Out of the lines below, please list those that hold the string "children".

---------- The input

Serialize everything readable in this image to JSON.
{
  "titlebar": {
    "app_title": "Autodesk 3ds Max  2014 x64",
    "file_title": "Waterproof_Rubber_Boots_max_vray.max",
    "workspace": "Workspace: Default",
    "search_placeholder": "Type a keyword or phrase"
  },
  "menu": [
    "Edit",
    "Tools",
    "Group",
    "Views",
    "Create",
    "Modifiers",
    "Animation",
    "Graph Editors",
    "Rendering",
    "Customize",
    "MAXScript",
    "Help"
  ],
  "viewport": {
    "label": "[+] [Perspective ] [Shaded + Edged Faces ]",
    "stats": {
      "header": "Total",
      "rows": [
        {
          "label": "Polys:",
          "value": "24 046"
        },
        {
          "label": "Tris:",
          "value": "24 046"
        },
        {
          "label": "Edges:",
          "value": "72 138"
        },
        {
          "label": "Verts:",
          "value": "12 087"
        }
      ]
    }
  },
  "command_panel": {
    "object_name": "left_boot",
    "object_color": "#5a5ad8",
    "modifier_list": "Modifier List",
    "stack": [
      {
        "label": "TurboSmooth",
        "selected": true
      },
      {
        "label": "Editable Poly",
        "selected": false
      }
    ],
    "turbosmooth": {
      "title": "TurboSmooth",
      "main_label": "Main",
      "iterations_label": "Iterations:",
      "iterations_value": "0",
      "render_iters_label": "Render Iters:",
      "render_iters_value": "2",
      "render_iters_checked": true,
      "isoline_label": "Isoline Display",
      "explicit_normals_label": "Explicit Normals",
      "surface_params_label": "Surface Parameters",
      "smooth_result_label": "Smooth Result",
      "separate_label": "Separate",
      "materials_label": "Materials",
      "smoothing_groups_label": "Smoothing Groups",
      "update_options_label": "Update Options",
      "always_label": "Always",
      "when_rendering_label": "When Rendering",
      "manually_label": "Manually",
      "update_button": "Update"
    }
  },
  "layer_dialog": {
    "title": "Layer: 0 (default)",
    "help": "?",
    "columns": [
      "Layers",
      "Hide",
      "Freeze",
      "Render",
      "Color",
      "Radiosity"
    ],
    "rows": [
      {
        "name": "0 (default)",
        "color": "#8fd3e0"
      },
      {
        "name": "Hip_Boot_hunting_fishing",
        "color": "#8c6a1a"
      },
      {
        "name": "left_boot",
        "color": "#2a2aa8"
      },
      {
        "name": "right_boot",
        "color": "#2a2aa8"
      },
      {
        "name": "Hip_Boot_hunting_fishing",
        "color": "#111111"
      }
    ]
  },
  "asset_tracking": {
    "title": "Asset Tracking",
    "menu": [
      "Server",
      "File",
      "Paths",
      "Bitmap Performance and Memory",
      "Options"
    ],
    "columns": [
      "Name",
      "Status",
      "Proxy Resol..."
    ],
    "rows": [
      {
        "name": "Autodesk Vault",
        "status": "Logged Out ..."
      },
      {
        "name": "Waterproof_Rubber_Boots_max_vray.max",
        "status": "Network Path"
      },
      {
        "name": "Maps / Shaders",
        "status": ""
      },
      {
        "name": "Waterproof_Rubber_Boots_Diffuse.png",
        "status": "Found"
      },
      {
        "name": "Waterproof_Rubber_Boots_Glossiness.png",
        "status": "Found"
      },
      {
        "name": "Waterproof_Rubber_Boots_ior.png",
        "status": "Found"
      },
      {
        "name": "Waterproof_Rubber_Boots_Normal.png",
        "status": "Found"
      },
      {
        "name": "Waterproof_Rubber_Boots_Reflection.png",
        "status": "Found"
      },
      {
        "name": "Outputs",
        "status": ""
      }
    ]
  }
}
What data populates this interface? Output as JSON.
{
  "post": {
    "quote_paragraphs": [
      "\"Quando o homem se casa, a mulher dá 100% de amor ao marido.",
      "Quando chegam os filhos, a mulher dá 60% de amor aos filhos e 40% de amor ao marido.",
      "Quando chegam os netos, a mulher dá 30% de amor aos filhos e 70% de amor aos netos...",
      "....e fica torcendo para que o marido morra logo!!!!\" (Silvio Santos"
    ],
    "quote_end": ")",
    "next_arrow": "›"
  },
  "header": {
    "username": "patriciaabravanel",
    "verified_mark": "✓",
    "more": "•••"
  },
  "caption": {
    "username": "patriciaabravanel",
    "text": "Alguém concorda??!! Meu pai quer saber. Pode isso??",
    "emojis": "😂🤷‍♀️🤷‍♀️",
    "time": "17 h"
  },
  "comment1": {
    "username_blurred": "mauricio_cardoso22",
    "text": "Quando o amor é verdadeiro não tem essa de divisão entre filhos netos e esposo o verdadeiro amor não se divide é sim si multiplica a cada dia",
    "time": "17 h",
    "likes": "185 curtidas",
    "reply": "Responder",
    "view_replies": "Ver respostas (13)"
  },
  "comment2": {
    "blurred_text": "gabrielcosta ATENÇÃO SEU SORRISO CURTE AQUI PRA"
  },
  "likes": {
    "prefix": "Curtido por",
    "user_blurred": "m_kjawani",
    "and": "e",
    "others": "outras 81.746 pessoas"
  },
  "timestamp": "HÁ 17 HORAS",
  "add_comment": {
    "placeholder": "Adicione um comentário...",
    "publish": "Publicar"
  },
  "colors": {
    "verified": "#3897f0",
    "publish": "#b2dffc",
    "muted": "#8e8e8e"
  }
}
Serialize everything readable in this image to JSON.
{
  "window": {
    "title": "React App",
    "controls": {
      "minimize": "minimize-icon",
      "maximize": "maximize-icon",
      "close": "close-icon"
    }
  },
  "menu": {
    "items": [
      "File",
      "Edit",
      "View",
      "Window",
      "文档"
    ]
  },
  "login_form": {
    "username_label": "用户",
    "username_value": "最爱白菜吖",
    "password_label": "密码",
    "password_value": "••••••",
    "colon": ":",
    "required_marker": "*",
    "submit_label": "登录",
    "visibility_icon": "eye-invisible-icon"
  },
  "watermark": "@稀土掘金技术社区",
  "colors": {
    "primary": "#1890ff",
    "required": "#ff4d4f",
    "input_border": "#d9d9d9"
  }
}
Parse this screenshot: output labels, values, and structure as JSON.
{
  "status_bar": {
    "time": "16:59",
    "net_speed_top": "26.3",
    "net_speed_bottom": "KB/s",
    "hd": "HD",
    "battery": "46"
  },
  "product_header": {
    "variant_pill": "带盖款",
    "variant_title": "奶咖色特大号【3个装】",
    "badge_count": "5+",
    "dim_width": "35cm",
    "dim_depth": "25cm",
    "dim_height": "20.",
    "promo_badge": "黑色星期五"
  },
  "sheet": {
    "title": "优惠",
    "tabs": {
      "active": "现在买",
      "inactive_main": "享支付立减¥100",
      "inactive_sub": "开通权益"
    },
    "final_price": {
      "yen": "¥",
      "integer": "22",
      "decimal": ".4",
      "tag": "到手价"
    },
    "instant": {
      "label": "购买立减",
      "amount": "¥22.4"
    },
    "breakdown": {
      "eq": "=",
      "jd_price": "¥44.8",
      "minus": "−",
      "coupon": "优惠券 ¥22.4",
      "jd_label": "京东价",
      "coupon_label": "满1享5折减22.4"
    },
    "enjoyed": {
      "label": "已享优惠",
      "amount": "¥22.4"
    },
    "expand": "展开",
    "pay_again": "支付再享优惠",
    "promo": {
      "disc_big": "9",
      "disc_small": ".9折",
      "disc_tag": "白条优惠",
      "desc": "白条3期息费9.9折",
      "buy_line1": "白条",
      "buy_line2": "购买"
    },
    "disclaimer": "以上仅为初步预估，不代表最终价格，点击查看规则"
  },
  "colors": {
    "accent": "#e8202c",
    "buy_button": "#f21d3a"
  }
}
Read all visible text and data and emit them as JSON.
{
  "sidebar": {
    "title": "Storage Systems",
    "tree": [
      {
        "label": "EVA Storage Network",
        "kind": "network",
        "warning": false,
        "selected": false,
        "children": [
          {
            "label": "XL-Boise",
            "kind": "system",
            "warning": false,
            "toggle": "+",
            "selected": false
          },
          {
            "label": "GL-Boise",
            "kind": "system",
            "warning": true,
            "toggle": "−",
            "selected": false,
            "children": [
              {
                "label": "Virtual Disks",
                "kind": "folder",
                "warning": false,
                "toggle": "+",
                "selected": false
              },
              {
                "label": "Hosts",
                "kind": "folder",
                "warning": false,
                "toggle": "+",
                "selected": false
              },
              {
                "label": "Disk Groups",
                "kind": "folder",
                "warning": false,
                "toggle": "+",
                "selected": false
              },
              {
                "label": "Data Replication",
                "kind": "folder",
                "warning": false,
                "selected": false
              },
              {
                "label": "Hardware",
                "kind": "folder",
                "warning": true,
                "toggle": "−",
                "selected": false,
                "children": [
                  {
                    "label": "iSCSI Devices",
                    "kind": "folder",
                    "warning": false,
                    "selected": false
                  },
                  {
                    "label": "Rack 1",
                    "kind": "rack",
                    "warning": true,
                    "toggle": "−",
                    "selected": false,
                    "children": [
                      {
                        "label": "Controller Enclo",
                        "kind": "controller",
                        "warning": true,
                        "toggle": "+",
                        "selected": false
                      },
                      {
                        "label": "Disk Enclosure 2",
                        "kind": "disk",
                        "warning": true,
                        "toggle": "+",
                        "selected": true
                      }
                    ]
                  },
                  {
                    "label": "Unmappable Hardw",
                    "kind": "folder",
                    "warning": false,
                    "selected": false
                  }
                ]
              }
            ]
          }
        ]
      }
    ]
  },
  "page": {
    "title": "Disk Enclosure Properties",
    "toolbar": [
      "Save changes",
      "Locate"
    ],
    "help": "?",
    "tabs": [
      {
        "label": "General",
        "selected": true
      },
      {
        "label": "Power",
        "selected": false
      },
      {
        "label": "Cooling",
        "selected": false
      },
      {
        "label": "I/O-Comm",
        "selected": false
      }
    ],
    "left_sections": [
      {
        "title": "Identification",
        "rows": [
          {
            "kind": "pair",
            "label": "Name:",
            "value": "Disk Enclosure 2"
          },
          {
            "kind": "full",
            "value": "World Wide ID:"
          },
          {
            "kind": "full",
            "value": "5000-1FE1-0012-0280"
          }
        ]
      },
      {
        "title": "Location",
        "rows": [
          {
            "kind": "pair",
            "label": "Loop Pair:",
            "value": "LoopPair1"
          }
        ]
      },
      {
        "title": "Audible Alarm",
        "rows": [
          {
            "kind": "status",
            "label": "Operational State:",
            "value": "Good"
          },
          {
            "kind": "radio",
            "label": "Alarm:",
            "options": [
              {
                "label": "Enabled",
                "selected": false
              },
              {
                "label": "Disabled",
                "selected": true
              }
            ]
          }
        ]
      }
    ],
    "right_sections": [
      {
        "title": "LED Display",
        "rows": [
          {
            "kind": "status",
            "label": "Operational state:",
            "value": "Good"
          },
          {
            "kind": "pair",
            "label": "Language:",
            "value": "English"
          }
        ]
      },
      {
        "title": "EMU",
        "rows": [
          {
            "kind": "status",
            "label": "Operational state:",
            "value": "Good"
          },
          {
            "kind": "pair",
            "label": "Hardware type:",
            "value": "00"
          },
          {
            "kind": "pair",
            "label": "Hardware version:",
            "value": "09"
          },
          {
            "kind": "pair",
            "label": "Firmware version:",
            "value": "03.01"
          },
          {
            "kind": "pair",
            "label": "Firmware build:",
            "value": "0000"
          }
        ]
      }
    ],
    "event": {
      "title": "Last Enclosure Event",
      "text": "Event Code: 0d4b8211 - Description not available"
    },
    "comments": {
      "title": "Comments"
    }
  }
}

--------------------

(Correct output)
        "children": [
            "children": [
                "children": [
                    "children": [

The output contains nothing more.